- [Exercise prompt]: Please reproduce every record, keeping each one exactly as written.

——————————

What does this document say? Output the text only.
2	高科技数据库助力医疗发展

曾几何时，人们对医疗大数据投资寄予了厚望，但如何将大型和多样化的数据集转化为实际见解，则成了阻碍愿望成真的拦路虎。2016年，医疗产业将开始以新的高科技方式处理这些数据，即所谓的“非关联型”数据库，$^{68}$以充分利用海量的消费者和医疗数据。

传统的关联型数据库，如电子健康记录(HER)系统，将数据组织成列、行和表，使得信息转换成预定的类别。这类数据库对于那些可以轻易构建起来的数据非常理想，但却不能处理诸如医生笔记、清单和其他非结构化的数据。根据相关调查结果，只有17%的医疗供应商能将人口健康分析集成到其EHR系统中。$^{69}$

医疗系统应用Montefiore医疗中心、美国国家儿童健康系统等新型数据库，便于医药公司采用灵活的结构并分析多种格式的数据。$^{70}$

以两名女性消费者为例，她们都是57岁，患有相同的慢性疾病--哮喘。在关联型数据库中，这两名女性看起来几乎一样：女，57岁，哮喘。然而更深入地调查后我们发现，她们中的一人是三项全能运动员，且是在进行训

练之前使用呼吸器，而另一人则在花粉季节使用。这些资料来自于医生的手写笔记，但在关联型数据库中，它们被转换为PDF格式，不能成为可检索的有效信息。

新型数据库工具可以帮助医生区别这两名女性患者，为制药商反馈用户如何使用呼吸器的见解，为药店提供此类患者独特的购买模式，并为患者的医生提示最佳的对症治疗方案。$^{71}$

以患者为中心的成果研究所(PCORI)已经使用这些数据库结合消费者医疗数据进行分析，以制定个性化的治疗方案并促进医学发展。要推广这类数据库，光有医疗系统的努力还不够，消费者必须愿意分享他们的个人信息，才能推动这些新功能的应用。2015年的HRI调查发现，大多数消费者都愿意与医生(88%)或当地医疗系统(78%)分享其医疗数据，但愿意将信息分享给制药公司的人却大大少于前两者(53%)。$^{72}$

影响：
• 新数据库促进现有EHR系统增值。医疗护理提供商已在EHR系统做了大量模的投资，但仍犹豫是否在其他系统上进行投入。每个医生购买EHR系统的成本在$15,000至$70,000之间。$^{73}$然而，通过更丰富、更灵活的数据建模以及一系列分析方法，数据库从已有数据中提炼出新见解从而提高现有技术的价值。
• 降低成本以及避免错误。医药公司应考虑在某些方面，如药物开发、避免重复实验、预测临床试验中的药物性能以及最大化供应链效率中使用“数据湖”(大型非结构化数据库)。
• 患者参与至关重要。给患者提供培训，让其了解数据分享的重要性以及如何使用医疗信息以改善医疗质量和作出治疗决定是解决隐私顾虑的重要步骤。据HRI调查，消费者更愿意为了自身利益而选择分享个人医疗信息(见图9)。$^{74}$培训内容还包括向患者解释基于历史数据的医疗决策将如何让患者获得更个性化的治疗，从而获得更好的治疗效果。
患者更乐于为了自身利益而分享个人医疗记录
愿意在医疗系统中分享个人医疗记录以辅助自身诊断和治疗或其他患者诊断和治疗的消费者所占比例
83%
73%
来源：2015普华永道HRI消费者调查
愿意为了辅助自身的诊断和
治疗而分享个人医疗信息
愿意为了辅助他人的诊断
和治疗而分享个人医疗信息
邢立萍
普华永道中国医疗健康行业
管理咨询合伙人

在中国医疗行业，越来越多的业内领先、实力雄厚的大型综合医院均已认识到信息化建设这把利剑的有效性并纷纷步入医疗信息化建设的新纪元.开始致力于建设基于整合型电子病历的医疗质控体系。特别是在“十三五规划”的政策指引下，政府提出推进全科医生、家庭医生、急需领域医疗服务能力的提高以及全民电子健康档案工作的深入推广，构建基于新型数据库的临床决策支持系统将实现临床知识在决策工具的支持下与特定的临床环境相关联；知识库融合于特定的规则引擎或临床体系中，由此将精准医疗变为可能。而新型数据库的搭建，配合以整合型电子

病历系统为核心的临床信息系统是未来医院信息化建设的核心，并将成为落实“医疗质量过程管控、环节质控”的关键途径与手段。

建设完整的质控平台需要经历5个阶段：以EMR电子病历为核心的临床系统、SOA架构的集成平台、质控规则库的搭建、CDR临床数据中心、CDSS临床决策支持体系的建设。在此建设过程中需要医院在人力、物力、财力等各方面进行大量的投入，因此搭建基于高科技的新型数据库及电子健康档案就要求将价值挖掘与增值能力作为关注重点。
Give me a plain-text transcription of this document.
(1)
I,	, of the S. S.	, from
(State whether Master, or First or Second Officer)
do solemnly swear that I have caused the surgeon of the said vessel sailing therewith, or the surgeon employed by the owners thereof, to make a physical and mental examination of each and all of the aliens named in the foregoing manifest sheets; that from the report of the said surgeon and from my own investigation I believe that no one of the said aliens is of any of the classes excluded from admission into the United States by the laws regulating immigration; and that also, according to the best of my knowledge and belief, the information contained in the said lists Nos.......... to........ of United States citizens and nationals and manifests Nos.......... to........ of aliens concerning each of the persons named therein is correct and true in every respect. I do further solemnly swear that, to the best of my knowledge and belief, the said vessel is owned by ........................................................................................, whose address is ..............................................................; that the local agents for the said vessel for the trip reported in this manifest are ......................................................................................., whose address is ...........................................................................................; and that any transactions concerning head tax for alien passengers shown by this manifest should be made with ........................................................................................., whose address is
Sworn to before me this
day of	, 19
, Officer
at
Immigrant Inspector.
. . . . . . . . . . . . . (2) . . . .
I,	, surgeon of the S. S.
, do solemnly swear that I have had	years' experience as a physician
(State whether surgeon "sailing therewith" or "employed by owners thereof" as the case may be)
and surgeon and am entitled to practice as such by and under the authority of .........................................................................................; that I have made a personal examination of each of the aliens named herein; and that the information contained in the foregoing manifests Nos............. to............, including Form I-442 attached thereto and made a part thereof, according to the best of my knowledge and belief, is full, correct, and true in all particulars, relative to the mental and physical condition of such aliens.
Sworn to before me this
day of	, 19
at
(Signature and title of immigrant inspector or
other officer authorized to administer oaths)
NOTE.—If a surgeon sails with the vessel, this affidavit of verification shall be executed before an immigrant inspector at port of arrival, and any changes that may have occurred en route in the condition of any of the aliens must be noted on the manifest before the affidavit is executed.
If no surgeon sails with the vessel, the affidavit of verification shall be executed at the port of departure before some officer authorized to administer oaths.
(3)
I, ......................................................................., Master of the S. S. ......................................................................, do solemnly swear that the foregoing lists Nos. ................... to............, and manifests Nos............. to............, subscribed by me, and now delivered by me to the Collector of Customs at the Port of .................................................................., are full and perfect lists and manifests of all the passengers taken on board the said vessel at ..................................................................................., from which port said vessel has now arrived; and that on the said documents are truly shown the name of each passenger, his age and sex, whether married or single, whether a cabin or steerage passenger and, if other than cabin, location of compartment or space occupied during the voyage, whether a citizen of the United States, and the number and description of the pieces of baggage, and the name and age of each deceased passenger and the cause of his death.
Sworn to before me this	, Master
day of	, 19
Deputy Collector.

——————————

- [Output for this task]:
What does this document say? Output the text only.
2	高科技数据库助力医疗发展

曾几何时，人们对医疗大数据投资寄予了厚望，但如何将大型和多样化的数据集转化为实际见解，则成了阻碍愿望成真的拦路虎。2016年，医疗产业将开始以新的高科技方式处理这些数据，即所谓的“非关联型”数据库，$^{68}$以充分利用海量的消费者和医疗数据。

传统的关联型数据库，如电子健康记录(HER)系统，将数据组织成列、行和表，使得信息转换成预定的类别。这类数据库对于那些可以轻易构建起来的数据非常理想，但却不能处理诸如医生笔记、清单和其他非结构化的数据。根据相关调查结果，只有17%的医疗供应商能将人口健康分析集成到其EHR系统中。$^{69}$

医疗系统应用Montefiore医疗中心、美国国家儿童健康系统等新型数据库，便于医药公司采用灵活的结构并分析多种格式的数据。$^{70}$

以两名女性消费者为例，她们都是57岁，患有相同的慢性疾病--哮喘。在关联型数据库中，这两名女性看起来几乎一样：女，57岁，哮喘。然而更深入地调查后我们发现，她们中的一人是三项全能运动员，且是在进行训

练之前使用呼吸器，而另一人则在花粉季节使用。这些资料来自于医生的手写笔记，但在关联型数据库中，它们被转换为PDF格式，不能成为可检索的有效信息。

新型数据库工具可以帮助医生区别这两名女性患者，为制药商反馈用户如何使用呼吸器的见解，为药店提供此类患者独特的购买模式，并为患者的医生提示最佳的对症治疗方案。$^{71}$

以患者为中心的成果研究所(PCORI)已经使用这些数据库结合消费者医疗数据进行分析，以制定个性化的治疗方案并促进医学发展。要推广这类数据库，光有医疗系统的努力还不够，消费者必须愿意分享他们的个人信息，才能推动这些新功能的应用。2015年的HRI调查发现，大多数消费者都愿意与医生(88%)或当地医疗系统(78%)分享其医疗数据，但愿意将信息分享给制药公司的人却大大少于前两者(53%)。$^{72}$

影响：
• 新数据库促进现有EHR系统增值。医疗护理提供商已在EHR系统做了大量模的投资，但仍犹豫是否在其他系统上进行投入。每个医生购买EHR系统的成本在$15,000至$70,000之间。$^{73}$然而，通过更丰富、更灵活的数据建模以及一系列分析方法，数据库从已有数据中提炼出新见解从而提高现有技术的价值。
• 降低成本以及避免错误。医药公司应考虑在某些方面，如药物开发、避免重复实验、预测临床试验中的药物性能以及最大化供应链效率中使用“数据湖”(大型非结构化数据库)。
• 患者参与至关重要。给患者提供培训，让其了解数据分享的重要性以及如何使用医疗信息以改善医疗质量和作出治疗决定是解决隐私顾虑的重要步骤。据HRI调查，消费者更愿意为了自身利益而选择分享个人医疗信息(见图9)。$^{74}$培训内容还包括向患者解释基于历史数据的医疗决策将如何让患者获得更个性化的治疗，从而获得更好的治疗效果。
患者更乐于为了自身利益而分享个人医疗记录
愿意在医疗系统中分享个人医疗记录以辅助自身诊断和治疗或其他患者诊断和治疗的消费者所占比例
83%
73%
来源：2015普华永道HRI消费者调查
愿意为了辅助自身的诊断和
治疗而分享个人医疗信息
愿意为了辅助他人的诊断
和治疗而分享个人医疗信息
邢立萍
普华永道中国医疗健康行业
管理咨询合伙人

在中国医疗行业，越来越多的业内领先、实力雄厚的大型综合医院均已认识到信息化建设这把利剑的有效性并纷纷步入医疗信息化建设的新纪元.开始致力于建设基于整合型电子病历的医疗质控体系。特别是在“十三五规划”的政策指引下，政府提出推进全科医生、家庭医生、急需领域医疗服务能力的提高以及全民电子健康档案工作的深入推广，构建基于新型数据库的临床决策支持系统将实现临床知识在决策工具的支持下与特定的临床环境相关联；知识库融合于特定的规则引擎或临床体系中，由此将精准医疗变为可能。而新型数据库的搭建，配合以整合型电子

病历系统为核心的临床信息系统是未来医院信息化建设的核心，并将成为落实“医疗质量过程管控、环节质控”的关键途径与手段。

建设完整的质控平台需要经历5个阶段：以EMR电子病历为核心的临床系统、SOA架构的集成平台、质控规则库的搭建、CDR临床数据中心、CDSS临床决策支持体系的建设。在此建设过程中需要医院在人力、物力、财力等各方面进行大量的投入，因此搭建基于高科技的新型数据库及电子健康档案就要求将价值挖掘与增值能力作为关注重点。
Give me a plain-text transcription of this document.
(1)
I,	, of the S. S.	, from
(State whether Master, or First or Second Officer)
do solemnly swear that I have caused the surgeon of the said vessel sailing therewith, or the surgeon employed by the owners thereof, to make a physical and mental examination of each and all of the aliens named in the foregoing manifest sheets; that from the report of the said surgeon and from my own investigation I believe that no one of the said aliens is of any of the classes excluded from admission into the United States by the laws regulating immigration; and that also, according to the best of my knowledge and belief, the information contained in the said lists Nos.......... to........ of United States citizens and nationals and manifests Nos.......... to........ of aliens concerning each of the persons named therein is correct and true in every respect. I do further solemnly swear that, to the best of my knowledge and belief, the said vessel is owned by ........................................................................................, whose address is ..............................................................; that the local agents for the said vessel for the trip reported in this manifest are ......................................................................................., whose address is ...........................................................................................; and that any transactions concerning head tax for alien passengers shown by this manifest should be made with ........................................................................................., whose address is
Sworn to before me this
day of	, 19
, Officer
at
Immigrant Inspector.
. . . . . . . . . . . . . (2) . . . .
I,	, surgeon of the S. S.
, do solemnly swear that I have had	years' experience as a physician
(State whether surgeon "sailing therewith" or "employed by owners thereof" as the case may be)
and surgeon and am entitled to practice as such by and under the authority of .........................................................................................; that I have made a personal examination of each of the aliens named herein; and that the information contained in the foregoing manifests Nos............. to............, including Form I-442 attached thereto and made a part thereof, according to the best of my knowledge and belief, is full, correct, and true in all particulars, relative to the mental and physical condition of such aliens.
Sworn to before me this
day of	, 19
at
(Signature and title of immigrant inspector or
other officer authorized to administer oaths)
NOTE.—If a surgeon sails with the vessel, this affidavit of verification shall be executed before an immigrant inspector at port of arrival, and any changes that may have occurred en route in the condition of any of the aliens must be noted on the manifest before the affidavit is executed.
If no surgeon sails with the vessel, the affidavit of verification shall be executed at the port of departure before some officer authorized to administer oaths.
(3)
I, ......................................................................., Master of the S. S. ......................................................................, do solemnly swear that the foregoing lists Nos. ................... to............, and manifests Nos............. to............, subscribed by me, and now delivered by me to the Collector of Customs at the Port of .................................................................., are full and perfect lists and manifests of all the passengers taken on board the said vessel at ..................................................................................., from which port said vessel has now arrived; and that on the said documents are truly shown the name of each passenger, his age and sex, whether married or single, whether a cabin or steerage passenger and, if other than cabin, location of compartment or space occupied during the voyage, whether a citizen of the United States, and the number and description of the pieces of baggage, and the name and age of each deceased passenger and the cause of his death.
Sworn to before me this	, Master
day of	, 19
Deputy Collector.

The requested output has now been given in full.